> Task details
Go through the material and pull out every line with the string "data" in it.

** Start of Material provided **

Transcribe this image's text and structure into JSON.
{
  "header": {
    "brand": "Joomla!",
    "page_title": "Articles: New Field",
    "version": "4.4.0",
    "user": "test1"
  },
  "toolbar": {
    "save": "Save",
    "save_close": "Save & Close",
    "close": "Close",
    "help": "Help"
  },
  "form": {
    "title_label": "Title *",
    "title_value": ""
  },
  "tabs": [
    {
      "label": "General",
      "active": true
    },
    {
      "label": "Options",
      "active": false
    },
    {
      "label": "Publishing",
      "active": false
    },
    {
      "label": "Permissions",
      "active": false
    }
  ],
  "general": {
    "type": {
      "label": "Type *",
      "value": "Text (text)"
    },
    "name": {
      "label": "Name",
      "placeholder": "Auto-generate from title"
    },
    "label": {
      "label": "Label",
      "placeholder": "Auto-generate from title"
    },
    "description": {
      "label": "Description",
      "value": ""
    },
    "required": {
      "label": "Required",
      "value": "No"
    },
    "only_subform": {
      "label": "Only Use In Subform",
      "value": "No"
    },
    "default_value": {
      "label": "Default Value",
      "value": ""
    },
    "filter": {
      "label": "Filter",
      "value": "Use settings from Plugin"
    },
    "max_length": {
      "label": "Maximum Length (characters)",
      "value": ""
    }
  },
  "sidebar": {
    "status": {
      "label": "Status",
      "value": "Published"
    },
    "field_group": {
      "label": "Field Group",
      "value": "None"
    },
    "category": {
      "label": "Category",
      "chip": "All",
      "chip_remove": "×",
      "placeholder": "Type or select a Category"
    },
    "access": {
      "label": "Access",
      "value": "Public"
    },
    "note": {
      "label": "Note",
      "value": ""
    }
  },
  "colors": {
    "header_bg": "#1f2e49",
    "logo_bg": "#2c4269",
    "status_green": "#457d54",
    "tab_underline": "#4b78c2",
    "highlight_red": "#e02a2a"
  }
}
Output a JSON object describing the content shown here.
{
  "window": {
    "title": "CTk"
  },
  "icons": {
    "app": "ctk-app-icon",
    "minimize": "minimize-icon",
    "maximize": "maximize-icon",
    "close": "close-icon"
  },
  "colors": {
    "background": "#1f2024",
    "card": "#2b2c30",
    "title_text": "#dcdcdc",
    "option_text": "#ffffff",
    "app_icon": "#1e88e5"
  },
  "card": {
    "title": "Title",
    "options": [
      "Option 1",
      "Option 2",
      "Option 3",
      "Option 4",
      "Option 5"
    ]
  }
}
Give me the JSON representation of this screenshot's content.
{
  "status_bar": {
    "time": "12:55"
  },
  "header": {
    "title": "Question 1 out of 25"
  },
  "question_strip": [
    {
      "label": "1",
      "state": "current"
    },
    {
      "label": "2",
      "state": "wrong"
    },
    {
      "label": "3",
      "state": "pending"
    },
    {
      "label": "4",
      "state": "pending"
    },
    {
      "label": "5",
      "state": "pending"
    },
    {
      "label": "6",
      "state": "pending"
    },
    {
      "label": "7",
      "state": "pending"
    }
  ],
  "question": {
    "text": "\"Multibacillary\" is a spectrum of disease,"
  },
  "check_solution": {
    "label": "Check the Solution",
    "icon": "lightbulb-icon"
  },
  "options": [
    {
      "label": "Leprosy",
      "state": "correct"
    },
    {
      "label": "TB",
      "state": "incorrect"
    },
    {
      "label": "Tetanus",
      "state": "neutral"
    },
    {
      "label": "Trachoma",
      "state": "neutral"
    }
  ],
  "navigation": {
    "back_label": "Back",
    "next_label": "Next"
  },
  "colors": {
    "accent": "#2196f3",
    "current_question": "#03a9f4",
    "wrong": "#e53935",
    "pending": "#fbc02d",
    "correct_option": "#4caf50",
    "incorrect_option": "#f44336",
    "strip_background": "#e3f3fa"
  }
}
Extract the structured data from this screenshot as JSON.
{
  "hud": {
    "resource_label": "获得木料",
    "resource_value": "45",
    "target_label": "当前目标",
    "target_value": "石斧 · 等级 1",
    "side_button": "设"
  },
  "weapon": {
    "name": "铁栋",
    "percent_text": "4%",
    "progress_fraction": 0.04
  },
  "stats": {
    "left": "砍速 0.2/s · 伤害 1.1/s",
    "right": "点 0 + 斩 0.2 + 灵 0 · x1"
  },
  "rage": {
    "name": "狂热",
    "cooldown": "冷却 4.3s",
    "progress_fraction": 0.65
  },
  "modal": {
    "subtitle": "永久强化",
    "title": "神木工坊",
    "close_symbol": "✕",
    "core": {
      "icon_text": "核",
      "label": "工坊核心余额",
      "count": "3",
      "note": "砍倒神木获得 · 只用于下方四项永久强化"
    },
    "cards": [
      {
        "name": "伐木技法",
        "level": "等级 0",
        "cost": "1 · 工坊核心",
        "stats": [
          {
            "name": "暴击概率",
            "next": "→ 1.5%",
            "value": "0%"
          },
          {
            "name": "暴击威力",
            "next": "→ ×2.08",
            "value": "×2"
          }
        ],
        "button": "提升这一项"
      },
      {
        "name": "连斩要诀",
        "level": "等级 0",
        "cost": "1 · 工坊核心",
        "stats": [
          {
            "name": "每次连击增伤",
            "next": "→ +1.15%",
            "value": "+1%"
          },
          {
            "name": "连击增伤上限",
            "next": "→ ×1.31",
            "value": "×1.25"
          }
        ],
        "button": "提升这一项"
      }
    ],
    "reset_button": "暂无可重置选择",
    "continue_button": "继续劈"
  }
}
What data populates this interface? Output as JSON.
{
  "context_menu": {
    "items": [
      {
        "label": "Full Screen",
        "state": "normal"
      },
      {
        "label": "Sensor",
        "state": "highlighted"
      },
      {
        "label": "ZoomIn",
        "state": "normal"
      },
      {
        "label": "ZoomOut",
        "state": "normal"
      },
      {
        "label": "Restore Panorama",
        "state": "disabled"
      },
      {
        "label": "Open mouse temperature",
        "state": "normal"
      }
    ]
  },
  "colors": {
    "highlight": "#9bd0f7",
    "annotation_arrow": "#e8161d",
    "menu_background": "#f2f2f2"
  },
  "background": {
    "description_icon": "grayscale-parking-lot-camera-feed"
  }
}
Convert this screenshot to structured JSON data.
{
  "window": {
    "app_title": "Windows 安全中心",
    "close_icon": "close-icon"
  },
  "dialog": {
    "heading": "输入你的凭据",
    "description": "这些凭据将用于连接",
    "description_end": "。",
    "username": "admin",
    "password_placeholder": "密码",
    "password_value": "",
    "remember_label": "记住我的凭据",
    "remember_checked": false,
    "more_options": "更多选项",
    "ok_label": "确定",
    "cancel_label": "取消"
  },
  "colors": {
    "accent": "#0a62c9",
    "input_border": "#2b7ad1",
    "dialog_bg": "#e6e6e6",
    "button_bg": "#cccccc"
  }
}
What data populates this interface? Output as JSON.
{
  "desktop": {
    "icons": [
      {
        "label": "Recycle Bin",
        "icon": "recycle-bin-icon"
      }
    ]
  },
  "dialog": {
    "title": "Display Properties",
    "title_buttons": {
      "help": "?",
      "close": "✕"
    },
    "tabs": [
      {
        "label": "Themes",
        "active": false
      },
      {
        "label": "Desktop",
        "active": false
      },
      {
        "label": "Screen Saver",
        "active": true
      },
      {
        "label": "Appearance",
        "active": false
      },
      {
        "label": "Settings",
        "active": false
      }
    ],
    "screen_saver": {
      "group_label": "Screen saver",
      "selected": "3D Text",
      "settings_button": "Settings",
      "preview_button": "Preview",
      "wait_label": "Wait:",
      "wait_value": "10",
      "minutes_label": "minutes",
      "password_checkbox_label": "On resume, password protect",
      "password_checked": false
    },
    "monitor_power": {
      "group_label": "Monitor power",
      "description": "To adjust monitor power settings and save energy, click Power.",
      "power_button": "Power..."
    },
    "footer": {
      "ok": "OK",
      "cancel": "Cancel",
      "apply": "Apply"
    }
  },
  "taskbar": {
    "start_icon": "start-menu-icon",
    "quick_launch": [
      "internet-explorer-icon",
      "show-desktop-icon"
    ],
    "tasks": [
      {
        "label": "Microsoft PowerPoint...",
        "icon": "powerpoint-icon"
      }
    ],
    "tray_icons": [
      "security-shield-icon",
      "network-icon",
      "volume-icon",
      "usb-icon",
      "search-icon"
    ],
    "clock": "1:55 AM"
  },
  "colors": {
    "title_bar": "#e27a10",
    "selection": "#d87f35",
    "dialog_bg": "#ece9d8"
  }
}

** End of Material provided **

> Exercise answer
Extract the structured data from this screenshot as JSON.
What data populates this interface? Output as JSON.
Convert this screenshot to structured JSON data.
What data populates this interface? Output as JSON.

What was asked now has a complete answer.